▶ **Task prompt**:
Everything in the listing except the pictures should be written out exactly.

▶ **Exercise material**:
====================

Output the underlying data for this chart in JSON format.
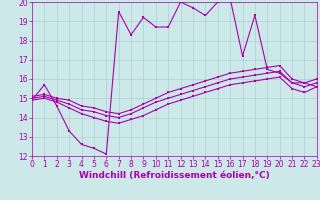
{
  "xlabel": "Windchill (Refroidissement éolien,°C)",
  "background_color": "#cce8e8",
  "grid_color": "#aad0d0",
  "line_color": "#aa00aa",
  "xlim": [
    0,
    23
  ],
  "ylim": [
    12,
    20
  ],
  "xticks": [
    0,
    1,
    2,
    3,
    4,
    5,
    6,
    7,
    8,
    9,
    10,
    11,
    12,
    13,
    14,
    15,
    16,
    17,
    18,
    19,
    20,
    21,
    22,
    23
  ],
  "yticks": [
    12,
    13,
    14,
    15,
    16,
    17,
    18,
    19,
    20
  ],
  "curve1_y": [
    14.9,
    15.7,
    14.6,
    13.3,
    12.6,
    12.4,
    12.1,
    19.5,
    18.3,
    19.2,
    18.7,
    18.7,
    20.0,
    19.7,
    19.3,
    20.0,
    20.2,
    17.2,
    19.3,
    16.5,
    16.3,
    15.8,
    15.8,
    15.6
  ],
  "curve2_y": [
    14.9,
    15.0,
    14.8,
    14.5,
    14.2,
    14.0,
    13.8,
    13.7,
    13.9,
    14.1,
    14.4,
    14.7,
    14.9,
    15.1,
    15.3,
    15.5,
    15.7,
    15.8,
    15.9,
    16.0,
    16.1,
    15.5,
    15.3,
    15.6
  ],
  "curve3_y": [
    15.0,
    15.1,
    14.9,
    14.7,
    14.4,
    14.3,
    14.1,
    14.0,
    14.2,
    14.5,
    14.8,
    15.0,
    15.2,
    15.4,
    15.6,
    15.8,
    16.0,
    16.1,
    16.2,
    16.3,
    16.4,
    15.8,
    15.6,
    15.8
  ],
  "curve4_y": [
    15.1,
    15.2,
    15.0,
    14.9,
    14.6,
    14.5,
    14.3,
    14.2,
    14.4,
    14.7,
    15.0,
    15.3,
    15.5,
    15.7,
    15.9,
    16.1,
    16.3,
    16.4,
    16.5,
    16.6,
    16.7,
    16.0,
    15.8,
    16.0
  ],
  "tick_fontsize": 5.5,
  "label_fontsize": 6.5
}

====================

▶ **Answer for the task**:
Output the underlying data for this chart in JSON format.
{
  "xlabel": "Windchill (Refroidissement éolien,°C)",
  "background_color": "#cce8e8",
  "grid_color": "#aad0d0",
  "line_color": "#aa00aa",
  "xlim": [
    0,
    23
  ],
  "ylim": [
    12,
    20
  ],
  "xticks": [
    0,
    1,
    2,
    3,
    4,
    5,
    6,
    7,
    8,
    9,
    10,
    11,
    12,
    13,
    14,
    15,
    16,
    17,
    18,
    19,
    20,
    21,
    22,
    23
  ],
  "yticks": [
    12,
    13,
    14,
    15,
    16,
    17,
    18,
    19,
    20
  ],
  "curve1_y": [
    14.9,
    15.7,
    14.6,
    13.3,
    12.6,
    12.4,
    12.1,
    19.5,
    18.3,
    19.2,
    18.7,
    18.7,
    20.0,
    19.7,
    19.3,
    20.0,
    20.2,
    17.2,
    19.3,
    16.5,
    16.3,
    15.8,
    15.8,
    15.6
  ],
  "curve2_y": [
    14.9,
    15.0,
    14.8,
    14.5,
    14.2,
    14.0,
    13.8,
    13.7,
    13.9,
    14.1,
    14.4,
    14.7,
    14.9,
    15.1,
    15.3,
    15.5,
    15.7,
    15.8,
    15.9,
    16.0,
    16.1,
    15.5,
    15.3,
    15.6
  ],
  "curve3_y": [
    15.0,
    15.1,
    14.9,
    14.7,
    14.4,
    14.3,
    14.1,
    14.0,
    14.2,
    14.5,
    14.8,
    15.0,
    15.2,
    15.4,
    15.6,
    15.8,
    16.0,
    16.1,
    16.2,
    16.3,
    16.4,
    15.8,
    15.6,
    15.8
  ],
  "curve4_y": [
    15.1,
    15.2,
    15.0,
    14.9,
    14.6,
    14.5,
    14.3,
    14.2,
    14.4,
    14.7,
    15.0,
    15.3,
    15.5,
    15.7,
    15.9,
    16.1,
    16.3,
    16.4,
    16.5,
    16.6,
    16.7,
    16.0,
    15.8,
    16.0
  ],
  "tick_fontsize": 5.5,
  "label_fontsize": 6.5
}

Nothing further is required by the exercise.